**Exercise prompt**
Look over the entries that follow and work out how many lines contain "label". State the number only.

**Dataset entries**
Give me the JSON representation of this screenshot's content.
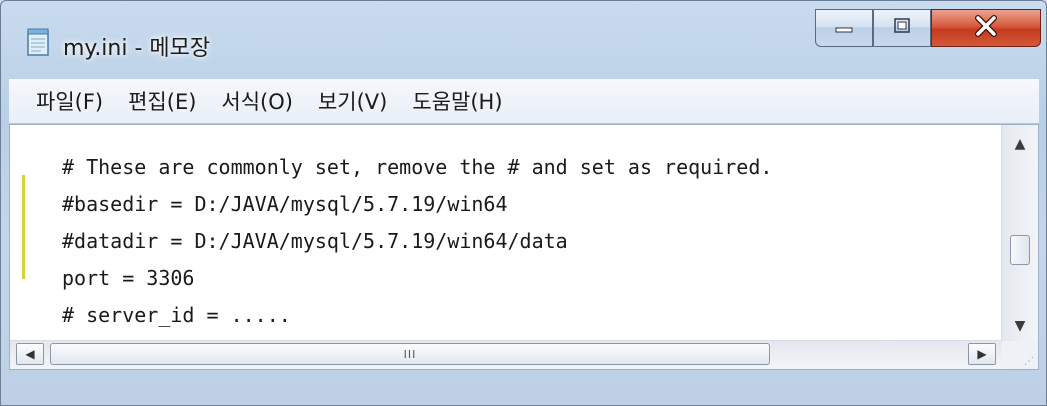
{
  "window": {
    "title": "my.ini - 메모장"
  },
  "menu": {
    "items": [
      {
        "label": "파일(F)"
      },
      {
        "label": "편집(E)"
      },
      {
        "label": "서식(O)"
      },
      {
        "label": "보기(V)"
      },
      {
        "label": "도움말(H)"
      }
    ]
  },
  "editor": {
    "lines": [
      "# These are commonly set, remove the # and set as required.",
      "#basedir = D:/JAVA/mysql/5.7.19/win64",
      "#datadir = D:/JAVA/mysql/5.7.19/win64/data",
      "port = 3306",
      "# server_id = ....."
    ]
  },
  "scrollbar": {
    "thumb_grip": "III"
  },
  "icons": {
    "app": "notepad-icon",
    "minimize": "minimize-icon",
    "maximize": "maximize-icon",
    "close": "close-icon"
  },
  "colors": {
    "close_button": "#c9432a",
    "frame": "#c4d6ea"
  }
}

**Final result**
5